=== WHAT IS EXPECTED ===
Take the line that contains "Decode this chart: output" as the first and the last line of the material as the final one; set down exactly the lines in that span.

Source data:
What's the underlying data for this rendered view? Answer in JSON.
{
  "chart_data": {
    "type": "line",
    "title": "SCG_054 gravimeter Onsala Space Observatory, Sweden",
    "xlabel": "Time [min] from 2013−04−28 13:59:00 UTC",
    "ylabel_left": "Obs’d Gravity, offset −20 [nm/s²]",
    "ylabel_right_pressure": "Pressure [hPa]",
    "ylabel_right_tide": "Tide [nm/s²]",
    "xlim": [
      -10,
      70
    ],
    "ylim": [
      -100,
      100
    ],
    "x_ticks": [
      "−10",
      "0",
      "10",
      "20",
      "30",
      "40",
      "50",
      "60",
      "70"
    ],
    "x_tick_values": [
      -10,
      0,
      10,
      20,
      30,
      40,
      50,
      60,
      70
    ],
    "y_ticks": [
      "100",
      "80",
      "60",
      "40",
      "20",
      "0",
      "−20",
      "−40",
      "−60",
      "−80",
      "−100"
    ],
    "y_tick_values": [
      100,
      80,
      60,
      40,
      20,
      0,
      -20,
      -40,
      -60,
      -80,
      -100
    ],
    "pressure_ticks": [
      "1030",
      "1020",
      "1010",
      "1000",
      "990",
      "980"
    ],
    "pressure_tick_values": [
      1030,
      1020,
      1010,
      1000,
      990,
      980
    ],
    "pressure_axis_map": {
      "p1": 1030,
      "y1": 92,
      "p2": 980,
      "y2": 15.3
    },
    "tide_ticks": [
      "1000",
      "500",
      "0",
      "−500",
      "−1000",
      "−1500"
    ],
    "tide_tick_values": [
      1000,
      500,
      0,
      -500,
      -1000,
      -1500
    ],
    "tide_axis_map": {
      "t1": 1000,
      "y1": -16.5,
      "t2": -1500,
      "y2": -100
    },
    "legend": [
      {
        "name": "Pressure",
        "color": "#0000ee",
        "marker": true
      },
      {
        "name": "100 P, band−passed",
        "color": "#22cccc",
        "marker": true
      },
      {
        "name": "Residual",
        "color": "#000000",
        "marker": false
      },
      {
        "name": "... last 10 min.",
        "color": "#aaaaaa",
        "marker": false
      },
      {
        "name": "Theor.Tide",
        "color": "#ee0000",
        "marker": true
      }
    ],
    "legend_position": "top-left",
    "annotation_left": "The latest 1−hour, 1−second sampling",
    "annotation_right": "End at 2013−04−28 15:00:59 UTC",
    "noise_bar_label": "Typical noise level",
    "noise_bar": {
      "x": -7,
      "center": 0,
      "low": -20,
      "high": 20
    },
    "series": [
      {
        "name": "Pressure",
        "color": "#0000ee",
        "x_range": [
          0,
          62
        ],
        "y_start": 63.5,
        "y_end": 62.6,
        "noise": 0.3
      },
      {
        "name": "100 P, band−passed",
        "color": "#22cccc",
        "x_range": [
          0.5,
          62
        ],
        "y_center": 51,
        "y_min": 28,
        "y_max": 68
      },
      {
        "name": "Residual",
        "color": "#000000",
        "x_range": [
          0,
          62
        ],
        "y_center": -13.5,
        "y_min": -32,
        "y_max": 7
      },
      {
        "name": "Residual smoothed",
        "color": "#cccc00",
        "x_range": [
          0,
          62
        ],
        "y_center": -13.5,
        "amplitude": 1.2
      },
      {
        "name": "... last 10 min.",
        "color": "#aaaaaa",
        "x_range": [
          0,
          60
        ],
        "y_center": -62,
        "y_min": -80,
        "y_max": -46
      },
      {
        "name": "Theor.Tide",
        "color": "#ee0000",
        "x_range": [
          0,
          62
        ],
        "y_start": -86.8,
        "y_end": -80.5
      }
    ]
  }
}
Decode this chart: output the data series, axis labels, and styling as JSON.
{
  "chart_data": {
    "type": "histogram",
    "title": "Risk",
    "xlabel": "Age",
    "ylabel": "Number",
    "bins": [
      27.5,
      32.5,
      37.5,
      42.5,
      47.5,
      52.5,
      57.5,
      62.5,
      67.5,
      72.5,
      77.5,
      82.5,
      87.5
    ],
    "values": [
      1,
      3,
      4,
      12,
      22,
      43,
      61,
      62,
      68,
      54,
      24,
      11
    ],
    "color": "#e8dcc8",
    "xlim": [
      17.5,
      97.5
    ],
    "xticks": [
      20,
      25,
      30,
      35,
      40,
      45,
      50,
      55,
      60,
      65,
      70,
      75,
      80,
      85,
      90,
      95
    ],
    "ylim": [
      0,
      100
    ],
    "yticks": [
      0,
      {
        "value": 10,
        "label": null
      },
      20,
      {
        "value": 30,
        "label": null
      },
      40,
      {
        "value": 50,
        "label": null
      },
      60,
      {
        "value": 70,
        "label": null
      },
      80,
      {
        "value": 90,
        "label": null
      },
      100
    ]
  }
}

=== RESULT OF THE TASK ===
Decode this chart: output the data series, axis labels, and styling as JSON.
{
  "chart_data": {
    "type": "histogram",
    "title": "Risk",
    "xlabel": "Age",
    "ylabel": "Number",
    "bins": [
      27.5,
      32.5,
      37.5,
      42.5,
      47.5,
      52.5,
      57.5,
      62.5,
      67.5,
      72.5,
      77.5,
      82.5,
      87.5
    ],
    "values": [
      1,
      3,
      4,
      12,
      22,
      43,
      61,
      62,
      68,
      54,
      24,
      11
    ],
    "color": "#e8dcc8",
    "xlim": [
      17.5,
      97.5
    ],
    "xticks": [
      20,
      25,
      30,
      35,
      40,
      45,
      50,
      55,
      60,
      65,
      70,
      75,
      80,
      85,
      90,
      95
    ],
    "ylim": [
      0,
      100
    ],
    "yticks": [
      0,
      {
        "value": 10,
        "label": null
      },
      20,
      {
        "value": 30,
        "label": null
      },
      40,
      {
        "value": 50,
        "label": null
      },
      60,
      {
        "value": 70,
        "label": null
      },
      80,
      {
        "value": 90,
        "label": null
      },
      100
    ]
  }
}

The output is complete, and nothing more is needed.